Requirements:
Collect the lines of the entries where "this" shows up.

Extracted data entries:
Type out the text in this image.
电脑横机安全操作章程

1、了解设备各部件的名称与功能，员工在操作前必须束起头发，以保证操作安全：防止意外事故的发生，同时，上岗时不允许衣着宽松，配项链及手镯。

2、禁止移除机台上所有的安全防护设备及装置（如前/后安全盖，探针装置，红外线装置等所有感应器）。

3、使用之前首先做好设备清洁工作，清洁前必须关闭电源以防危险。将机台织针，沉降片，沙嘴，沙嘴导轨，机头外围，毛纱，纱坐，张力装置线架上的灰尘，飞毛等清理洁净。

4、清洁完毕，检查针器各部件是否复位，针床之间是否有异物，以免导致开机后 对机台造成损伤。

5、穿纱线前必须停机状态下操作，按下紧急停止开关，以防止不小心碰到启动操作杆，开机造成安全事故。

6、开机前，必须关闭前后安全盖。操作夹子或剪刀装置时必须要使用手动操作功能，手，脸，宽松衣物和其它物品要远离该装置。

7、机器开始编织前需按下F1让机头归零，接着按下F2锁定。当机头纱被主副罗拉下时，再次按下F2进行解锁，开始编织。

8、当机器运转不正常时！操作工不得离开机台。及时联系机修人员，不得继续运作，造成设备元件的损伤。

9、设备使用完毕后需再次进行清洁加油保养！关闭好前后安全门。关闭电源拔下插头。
--
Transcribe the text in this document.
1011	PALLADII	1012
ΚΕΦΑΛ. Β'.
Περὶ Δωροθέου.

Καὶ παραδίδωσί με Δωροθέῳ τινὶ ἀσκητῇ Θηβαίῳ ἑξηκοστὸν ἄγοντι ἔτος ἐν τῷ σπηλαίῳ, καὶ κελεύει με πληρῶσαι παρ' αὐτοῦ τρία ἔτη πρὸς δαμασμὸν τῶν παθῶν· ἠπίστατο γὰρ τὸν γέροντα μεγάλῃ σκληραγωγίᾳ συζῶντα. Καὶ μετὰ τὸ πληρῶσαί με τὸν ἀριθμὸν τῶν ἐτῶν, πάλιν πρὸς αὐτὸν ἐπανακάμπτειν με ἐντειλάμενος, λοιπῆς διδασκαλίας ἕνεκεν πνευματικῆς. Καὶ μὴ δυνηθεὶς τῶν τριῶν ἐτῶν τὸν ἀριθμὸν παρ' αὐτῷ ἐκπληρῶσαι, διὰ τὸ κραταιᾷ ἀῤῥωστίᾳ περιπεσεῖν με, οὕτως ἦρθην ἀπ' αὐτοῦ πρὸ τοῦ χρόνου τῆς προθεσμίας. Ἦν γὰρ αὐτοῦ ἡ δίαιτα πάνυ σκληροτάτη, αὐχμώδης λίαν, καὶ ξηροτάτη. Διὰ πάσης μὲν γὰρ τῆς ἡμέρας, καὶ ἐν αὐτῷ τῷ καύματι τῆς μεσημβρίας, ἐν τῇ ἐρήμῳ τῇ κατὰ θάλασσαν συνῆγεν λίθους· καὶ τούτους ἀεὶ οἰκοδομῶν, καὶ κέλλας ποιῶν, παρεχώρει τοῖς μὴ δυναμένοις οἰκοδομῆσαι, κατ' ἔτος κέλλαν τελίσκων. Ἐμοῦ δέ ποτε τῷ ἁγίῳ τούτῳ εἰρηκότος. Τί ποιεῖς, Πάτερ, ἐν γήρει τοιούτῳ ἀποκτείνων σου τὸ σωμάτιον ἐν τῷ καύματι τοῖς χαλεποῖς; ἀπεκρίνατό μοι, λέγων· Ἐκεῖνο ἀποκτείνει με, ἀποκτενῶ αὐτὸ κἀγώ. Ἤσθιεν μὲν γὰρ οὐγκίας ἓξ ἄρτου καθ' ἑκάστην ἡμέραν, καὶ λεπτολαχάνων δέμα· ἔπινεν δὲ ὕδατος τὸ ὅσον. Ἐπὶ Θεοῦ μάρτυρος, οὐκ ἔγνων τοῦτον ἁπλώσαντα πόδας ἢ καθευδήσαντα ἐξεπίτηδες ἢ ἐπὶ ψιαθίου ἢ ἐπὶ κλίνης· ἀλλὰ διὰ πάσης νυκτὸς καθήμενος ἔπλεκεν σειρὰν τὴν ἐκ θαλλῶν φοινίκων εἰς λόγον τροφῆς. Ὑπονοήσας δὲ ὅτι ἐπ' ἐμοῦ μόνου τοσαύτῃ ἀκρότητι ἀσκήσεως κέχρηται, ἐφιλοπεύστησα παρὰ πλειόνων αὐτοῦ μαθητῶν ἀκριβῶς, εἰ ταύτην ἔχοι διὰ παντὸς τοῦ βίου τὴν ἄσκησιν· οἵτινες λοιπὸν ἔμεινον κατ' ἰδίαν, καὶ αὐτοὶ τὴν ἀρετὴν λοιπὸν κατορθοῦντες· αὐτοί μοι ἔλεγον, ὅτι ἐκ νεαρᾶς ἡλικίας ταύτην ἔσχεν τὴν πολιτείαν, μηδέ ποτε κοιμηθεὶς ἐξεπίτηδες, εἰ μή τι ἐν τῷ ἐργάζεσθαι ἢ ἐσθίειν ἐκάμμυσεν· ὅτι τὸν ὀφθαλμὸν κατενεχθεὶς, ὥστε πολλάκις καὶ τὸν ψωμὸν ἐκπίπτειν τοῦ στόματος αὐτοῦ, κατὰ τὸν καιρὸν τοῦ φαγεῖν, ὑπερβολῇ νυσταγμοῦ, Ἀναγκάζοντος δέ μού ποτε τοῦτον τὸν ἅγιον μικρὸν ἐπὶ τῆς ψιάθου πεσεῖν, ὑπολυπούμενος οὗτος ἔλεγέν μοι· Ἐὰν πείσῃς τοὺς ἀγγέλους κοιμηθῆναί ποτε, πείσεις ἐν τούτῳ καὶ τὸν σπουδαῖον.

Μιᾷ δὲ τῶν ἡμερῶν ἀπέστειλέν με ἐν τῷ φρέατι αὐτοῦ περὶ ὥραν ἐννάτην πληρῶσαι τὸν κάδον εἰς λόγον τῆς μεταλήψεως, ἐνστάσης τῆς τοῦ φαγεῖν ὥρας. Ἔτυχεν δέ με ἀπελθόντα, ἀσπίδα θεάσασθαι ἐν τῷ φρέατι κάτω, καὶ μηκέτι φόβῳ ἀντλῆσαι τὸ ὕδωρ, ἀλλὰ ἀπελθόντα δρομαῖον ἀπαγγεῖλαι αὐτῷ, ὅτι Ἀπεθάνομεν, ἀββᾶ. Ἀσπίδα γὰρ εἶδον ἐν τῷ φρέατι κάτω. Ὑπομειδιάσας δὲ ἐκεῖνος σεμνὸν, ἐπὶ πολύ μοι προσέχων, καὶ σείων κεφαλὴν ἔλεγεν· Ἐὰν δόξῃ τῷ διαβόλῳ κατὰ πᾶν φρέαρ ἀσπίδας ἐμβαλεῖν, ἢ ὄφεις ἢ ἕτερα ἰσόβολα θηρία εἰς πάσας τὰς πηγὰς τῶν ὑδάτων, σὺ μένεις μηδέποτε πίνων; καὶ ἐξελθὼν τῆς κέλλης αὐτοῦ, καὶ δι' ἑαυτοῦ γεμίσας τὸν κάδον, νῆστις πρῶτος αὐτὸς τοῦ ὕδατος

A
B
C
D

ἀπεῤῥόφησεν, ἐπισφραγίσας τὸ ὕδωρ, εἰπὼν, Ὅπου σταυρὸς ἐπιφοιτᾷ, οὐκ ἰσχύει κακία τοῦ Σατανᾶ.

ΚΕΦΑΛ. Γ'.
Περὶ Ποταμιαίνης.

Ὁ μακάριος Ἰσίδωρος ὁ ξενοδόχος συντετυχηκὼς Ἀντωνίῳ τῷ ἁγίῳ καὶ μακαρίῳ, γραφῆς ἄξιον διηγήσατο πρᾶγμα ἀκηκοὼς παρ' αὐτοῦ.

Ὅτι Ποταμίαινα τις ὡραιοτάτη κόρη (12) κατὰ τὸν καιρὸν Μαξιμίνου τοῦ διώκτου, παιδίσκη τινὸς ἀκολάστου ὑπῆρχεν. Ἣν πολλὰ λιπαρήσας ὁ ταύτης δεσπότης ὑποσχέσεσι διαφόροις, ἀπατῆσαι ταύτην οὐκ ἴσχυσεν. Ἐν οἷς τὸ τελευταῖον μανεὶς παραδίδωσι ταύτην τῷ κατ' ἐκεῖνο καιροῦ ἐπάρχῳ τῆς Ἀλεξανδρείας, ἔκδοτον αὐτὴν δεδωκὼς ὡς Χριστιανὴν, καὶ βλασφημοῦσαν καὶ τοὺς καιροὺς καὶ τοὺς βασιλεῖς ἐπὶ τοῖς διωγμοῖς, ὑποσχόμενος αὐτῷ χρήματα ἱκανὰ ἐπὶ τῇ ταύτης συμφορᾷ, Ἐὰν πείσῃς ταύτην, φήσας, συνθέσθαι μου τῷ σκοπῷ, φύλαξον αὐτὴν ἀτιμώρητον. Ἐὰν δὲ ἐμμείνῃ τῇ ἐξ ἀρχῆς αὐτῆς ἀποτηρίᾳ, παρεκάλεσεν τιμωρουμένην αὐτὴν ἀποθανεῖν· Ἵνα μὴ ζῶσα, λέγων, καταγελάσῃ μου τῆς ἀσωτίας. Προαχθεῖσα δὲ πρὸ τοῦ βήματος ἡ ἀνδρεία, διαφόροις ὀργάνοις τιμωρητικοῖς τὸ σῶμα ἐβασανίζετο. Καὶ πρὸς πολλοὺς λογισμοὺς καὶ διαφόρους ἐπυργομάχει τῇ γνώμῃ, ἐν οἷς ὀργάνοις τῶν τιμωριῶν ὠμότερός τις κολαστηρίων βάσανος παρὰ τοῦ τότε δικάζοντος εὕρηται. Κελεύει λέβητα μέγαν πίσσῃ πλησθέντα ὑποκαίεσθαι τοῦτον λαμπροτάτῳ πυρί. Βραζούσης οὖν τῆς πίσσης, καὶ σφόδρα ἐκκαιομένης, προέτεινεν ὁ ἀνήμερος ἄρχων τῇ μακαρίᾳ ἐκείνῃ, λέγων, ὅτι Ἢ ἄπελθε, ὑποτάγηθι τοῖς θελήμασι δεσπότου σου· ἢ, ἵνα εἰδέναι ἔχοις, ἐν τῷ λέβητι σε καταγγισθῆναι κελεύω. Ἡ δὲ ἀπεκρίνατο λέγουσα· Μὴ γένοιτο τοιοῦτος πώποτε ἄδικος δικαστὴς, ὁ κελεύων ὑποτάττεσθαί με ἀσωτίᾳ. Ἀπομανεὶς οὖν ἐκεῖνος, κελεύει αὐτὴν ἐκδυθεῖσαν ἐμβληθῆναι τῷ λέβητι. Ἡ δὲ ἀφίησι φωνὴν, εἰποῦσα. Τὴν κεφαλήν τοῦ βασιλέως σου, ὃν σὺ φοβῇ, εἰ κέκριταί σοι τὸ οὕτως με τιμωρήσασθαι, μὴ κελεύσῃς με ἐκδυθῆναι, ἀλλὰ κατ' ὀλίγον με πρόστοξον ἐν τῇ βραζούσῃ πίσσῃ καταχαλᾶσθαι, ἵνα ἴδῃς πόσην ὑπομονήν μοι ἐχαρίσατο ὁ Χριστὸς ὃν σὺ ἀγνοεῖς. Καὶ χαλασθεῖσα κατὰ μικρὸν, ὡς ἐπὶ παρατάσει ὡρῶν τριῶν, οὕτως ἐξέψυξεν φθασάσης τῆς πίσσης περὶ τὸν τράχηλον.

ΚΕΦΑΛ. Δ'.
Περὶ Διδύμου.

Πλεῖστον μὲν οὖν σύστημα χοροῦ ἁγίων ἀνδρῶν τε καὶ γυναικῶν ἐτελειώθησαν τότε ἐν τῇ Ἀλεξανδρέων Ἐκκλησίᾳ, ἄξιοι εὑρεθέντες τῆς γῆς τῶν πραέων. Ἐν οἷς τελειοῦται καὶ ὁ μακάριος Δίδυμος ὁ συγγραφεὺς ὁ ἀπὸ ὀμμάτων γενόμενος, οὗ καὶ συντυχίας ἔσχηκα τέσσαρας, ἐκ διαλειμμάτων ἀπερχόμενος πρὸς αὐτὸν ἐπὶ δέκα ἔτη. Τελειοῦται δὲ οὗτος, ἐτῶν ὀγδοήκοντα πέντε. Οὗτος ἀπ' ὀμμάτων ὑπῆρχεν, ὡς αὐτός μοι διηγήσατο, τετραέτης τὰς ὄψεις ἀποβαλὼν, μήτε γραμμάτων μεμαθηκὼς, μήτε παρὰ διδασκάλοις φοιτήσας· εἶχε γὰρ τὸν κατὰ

Full response:
Type out the text in this image.
Transcribe the text in this document.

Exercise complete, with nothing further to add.